**Items from a figure collection**
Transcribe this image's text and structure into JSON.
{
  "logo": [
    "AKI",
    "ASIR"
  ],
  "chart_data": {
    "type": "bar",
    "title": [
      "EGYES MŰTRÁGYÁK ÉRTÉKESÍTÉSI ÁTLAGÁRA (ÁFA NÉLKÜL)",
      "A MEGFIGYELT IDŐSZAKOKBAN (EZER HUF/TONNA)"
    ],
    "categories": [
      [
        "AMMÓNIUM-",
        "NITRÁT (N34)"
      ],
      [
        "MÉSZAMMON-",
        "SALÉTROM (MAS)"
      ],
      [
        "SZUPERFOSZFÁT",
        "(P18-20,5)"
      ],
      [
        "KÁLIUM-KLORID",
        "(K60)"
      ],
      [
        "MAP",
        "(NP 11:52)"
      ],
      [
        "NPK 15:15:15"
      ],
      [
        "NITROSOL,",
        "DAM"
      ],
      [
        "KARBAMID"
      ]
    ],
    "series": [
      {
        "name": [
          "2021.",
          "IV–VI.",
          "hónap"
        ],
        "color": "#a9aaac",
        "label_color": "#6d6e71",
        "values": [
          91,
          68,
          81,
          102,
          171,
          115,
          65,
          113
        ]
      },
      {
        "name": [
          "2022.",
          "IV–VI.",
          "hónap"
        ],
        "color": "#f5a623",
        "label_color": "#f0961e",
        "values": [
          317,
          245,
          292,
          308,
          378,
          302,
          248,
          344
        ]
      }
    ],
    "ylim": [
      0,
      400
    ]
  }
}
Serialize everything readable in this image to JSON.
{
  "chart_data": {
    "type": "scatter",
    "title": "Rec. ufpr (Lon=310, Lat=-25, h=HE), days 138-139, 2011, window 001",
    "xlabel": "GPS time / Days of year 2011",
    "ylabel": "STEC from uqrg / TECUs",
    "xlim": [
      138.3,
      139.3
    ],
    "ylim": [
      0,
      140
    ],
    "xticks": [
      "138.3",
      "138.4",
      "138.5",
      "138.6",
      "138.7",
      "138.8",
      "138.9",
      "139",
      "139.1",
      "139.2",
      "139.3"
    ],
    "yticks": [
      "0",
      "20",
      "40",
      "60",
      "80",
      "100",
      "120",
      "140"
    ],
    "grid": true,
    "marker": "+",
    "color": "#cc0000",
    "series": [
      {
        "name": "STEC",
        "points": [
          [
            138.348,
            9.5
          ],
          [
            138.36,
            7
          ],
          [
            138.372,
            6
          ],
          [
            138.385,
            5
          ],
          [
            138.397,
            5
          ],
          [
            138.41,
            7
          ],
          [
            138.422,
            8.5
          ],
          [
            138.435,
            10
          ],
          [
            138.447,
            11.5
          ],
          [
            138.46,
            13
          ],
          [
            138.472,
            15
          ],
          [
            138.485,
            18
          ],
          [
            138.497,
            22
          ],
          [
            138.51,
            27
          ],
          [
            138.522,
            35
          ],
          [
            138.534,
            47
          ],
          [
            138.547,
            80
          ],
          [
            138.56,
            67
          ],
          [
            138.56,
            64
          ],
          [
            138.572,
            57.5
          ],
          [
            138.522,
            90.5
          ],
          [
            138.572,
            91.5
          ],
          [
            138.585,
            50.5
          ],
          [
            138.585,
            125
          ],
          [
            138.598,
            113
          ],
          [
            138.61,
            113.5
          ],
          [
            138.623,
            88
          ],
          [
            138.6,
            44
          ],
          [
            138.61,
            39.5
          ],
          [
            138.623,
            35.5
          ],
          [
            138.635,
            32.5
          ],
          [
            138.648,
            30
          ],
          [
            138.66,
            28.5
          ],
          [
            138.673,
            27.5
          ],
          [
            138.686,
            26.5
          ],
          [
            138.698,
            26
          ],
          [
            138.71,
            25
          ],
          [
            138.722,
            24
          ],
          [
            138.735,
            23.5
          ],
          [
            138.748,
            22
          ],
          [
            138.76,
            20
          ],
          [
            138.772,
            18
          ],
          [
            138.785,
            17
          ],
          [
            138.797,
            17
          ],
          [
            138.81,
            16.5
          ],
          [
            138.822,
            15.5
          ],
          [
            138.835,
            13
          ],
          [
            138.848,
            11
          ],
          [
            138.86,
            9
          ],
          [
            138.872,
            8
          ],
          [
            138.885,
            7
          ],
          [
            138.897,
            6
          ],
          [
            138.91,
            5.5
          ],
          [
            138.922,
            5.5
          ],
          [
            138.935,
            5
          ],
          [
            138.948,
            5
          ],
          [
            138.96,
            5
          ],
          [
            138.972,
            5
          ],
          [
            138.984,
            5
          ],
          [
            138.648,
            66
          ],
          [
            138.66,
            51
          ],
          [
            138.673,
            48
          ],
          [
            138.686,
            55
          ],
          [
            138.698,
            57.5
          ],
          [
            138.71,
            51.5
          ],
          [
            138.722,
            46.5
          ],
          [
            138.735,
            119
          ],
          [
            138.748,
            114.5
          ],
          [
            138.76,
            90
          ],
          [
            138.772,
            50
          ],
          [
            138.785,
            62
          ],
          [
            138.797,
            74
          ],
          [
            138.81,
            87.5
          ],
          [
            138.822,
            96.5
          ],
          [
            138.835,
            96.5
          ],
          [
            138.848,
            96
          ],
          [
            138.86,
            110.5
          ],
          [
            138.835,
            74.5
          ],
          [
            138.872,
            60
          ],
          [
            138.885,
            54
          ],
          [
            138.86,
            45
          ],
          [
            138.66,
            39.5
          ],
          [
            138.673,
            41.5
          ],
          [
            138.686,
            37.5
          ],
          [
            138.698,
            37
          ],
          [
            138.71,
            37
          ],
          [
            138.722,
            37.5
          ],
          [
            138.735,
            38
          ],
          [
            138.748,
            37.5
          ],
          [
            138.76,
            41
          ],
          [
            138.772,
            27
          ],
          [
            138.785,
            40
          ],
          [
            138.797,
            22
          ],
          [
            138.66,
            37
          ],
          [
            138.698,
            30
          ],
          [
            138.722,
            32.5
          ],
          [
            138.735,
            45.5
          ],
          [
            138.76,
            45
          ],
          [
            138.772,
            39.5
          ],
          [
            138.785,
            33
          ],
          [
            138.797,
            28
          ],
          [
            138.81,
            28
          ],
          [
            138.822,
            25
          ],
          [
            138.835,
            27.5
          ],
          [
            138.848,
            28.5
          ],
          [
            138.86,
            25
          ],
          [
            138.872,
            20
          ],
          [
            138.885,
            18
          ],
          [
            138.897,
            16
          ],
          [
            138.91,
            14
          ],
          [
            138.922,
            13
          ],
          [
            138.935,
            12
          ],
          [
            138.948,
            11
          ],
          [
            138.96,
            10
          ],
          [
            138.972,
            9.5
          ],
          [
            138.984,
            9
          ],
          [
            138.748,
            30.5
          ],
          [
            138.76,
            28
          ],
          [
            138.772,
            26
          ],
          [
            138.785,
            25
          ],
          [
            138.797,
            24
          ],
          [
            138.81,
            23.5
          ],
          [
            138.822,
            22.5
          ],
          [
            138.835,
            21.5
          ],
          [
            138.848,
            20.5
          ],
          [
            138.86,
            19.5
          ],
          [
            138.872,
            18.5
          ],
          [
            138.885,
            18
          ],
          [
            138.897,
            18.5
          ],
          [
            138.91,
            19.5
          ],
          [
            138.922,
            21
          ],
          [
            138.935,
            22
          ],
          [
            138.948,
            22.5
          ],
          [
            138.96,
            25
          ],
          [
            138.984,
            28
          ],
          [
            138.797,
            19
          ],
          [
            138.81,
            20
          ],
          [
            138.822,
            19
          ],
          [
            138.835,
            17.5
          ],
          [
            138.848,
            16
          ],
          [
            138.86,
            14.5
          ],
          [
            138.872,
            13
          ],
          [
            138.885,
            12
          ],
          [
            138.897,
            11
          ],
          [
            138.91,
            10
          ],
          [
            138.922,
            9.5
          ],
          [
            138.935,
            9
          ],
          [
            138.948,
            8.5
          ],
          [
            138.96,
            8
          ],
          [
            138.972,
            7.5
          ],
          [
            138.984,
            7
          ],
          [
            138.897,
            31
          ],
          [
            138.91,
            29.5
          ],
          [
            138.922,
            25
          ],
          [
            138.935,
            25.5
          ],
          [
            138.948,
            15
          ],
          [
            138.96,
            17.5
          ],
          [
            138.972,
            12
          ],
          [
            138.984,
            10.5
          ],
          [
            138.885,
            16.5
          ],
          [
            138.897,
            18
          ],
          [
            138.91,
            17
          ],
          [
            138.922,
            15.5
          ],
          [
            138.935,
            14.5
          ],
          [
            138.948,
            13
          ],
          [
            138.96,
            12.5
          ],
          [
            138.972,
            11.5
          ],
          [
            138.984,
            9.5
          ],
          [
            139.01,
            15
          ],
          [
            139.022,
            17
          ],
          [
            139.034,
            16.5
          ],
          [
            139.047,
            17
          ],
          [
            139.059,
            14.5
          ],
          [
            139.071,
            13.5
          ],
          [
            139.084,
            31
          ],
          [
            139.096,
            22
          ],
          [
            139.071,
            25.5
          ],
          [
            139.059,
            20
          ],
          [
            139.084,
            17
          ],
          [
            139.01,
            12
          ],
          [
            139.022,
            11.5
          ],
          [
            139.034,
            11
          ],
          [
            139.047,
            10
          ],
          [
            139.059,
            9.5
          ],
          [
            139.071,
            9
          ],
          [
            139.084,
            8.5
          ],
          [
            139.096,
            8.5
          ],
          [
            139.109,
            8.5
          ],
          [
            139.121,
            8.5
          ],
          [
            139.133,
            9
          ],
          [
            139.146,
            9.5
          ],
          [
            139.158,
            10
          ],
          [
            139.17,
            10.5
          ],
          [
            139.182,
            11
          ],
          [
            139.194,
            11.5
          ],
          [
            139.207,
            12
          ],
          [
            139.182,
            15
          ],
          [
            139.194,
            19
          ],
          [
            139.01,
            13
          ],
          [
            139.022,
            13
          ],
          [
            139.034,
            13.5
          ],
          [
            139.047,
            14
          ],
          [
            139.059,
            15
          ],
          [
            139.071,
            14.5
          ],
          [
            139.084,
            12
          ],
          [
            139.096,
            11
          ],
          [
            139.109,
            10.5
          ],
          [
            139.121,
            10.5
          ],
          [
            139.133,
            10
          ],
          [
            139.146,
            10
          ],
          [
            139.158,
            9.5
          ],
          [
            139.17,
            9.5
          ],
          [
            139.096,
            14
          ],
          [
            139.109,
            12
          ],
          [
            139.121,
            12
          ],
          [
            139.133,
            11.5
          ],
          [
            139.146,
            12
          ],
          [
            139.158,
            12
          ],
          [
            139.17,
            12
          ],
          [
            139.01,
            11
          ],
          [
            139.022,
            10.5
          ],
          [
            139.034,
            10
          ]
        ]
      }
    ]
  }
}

**TASK PROMPT**
From the entries, copy out each line containing the word "image".

**PROBLEM SOLUTION**
Transcribe this image's text and structure into JSON.
Serialize everything readable in this image to JSON.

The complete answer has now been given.